Return every line of the records below verbatim, with no pictures in the copy.

[Records contained in a dataset]
__________

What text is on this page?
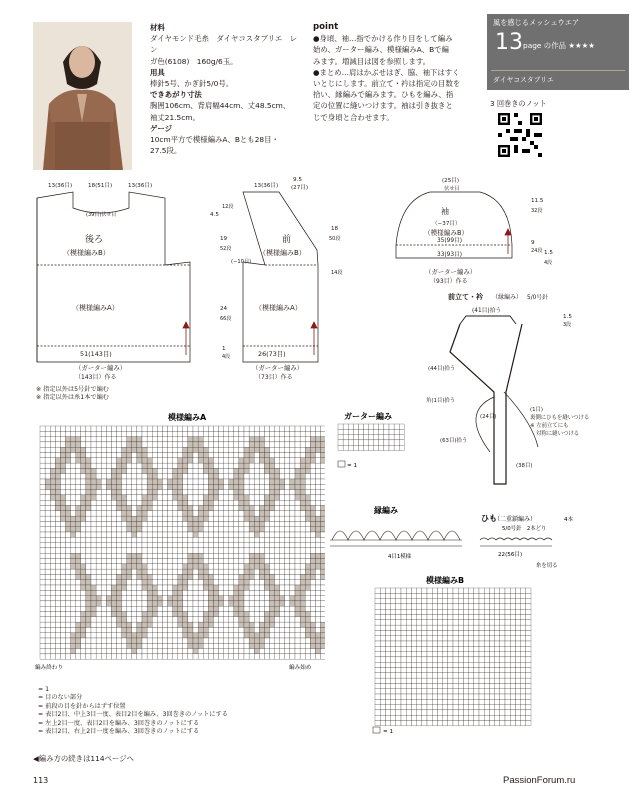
材料
ダイヤモンド毛糸　ダイヤコスタブリエ　レン
ガ色(6108)　160g/6玉。
用具
棒針5号、かぎ針5/0号。
できあがり寸法
胸囲106cm、背肩幅44cm、丈48.5cm、
袖丈21.5cm。
ゲージ
10cm平方で模様編みA、Bとも28目・
27.5段。
point
●身頃、袖…指でかける作り目をして編み
始め、ガーター編み、模様編みA、Bで編
みます。増減目は図を参照します。
●まとめ…肩はかぶせはぎ、脇、袖下はすく
いとじにします。前立て・衿は指定の目数を
拾い、縁編みで編みます。ひもを編み、指
定の位置に縫いつけます。袖は引き抜きと
じで身頃と合わせます。
風を感じるメッシュウエア
13 page の作品 ★★★★
ダイヤコスタブリエ
3 回巻きのノット
後ろ
（模様編みB）
（模様編みA）
51(143目)
（ガーター編み）
（143目）作る
13(36目)	18(51目)	13(36目)
(39目)伏せ目	4.5
12段
19
52段
24
66段
1
4段
前
（模様編みB）
（模様編みA）
26(73目)
（ガーター編み）
（73目）作る
13(36目)
9.5
(27目)
18
50段
14段
(−10目)
袖
（−37目）
（模様編みB）
35(99目)
33(93目)
（ガーター編み）
（93目）作る
(25目)
伏せ目
11.5
32段
9
24段 1.5
4段
※ 指定以外は5号針で編む
※ 指定以外は糸1本で編む
前立て・衿 （縁編み） 5/0号針
(41目)拾う
1.5
3段
(44目)拾う
角(1目)拾う
(24目)
(63目)拾う
(38目)
(1目)
裏側にひもを縫いつける
※ 左前立てにも
対称に縫いつける
模様編みA
編み終わり	編み始め
ガーター編み
= 1
縁編み
4目1模様
ひも
（二重鎖編み）	4本
5/0号針　2本どり
22(56目)
糸を切る
模様編みB
= 1
= 1
= 目のない部分
= 前段の目を針からはずす位置
= 表目2目、中上3目一度、表目2目を編み、3回巻きのノットにする
= 左上2目一度、表目2目を編み、3回巻きのノットにする
= 表目2目、右上2目一度を編み、3回巻きのノットにする
◀編み方の続きは114ページへ
113	PassionForum.ru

__________

Final answer:
What text is on this page?
材料
ダイヤモンド毛糸　ダイヤコスタブリエ　レン
ガ色(6108)　160g/6玉。
用具
棒針5号、かぎ針5/0号。
できあがり寸法
胸囲106cm、背肩幅44cm、丈48.5cm、
袖丈21.5cm。
ゲージ
10cm平方で模様編みA、Bとも28目・
27.5段。
point
●身頃、袖…指でかける作り目をして編み
始め、ガーター編み、模様編みA、Bで編
みます。増減目は図を参照します。
●まとめ…肩はかぶせはぎ、脇、袖下はすく
いとじにします。前立て・衿は指定の目数を
拾い、縁編みで編みます。ひもを編み、指
定の位置に縫いつけます。袖は引き抜きと
じで身頃と合わせます。
風を感じるメッシュウエア
13 page の作品 ★★★★
ダイヤコスタブリエ
3 回巻きのノット
後ろ
（模様編みB）
（模様編みA）
51(143目)
（ガーター編み）
（143目）作る
13(36目)	18(51目)	13(36目)
(39目)伏せ目	4.5
12段
19
52段
24
66段
1
4段
前
（模様編みB）
（模様編みA）
26(73目)
（ガーター編み）
（73目）作る
13(36目)
9.5
(27目)
18
50段
14段
(−10目)
袖
（−37目）
（模様編みB）
35(99目)
33(93目)
（ガーター編み）
（93目）作る
(25目)
伏せ目
11.5
32段
9
24段 1.5
4段
※ 指定以外は5号針で編む
※ 指定以外は糸1本で編む
前立て・衿 （縁編み） 5/0号針
(41目)拾う
1.5
3段
(44目)拾う
角(1目)拾う
(24目)
(63目)拾う
(38目)
(1目)
裏側にひもを縫いつける
※ 左前立てにも
対称に縫いつける
模様編みA
編み終わり	編み始め
ガーター編み
= 1
縁編み
4目1模様
ひも
（二重鎖編み）	4本
5/0号針　2本どり
22(56目)
糸を切る
模様編みB
= 1
= 1
= 目のない部分
= 前段の目を針からはずす位置
= 表目2目、中上3目一度、表目2目を編み、3回巻きのノットにする
= 左上2目一度、表目2目を編み、3回巻きのノットにする
= 表目2目、右上2目一度を編み、3回巻きのノットにする
◀編み方の続きは114ページへ
113	PassionForum.ru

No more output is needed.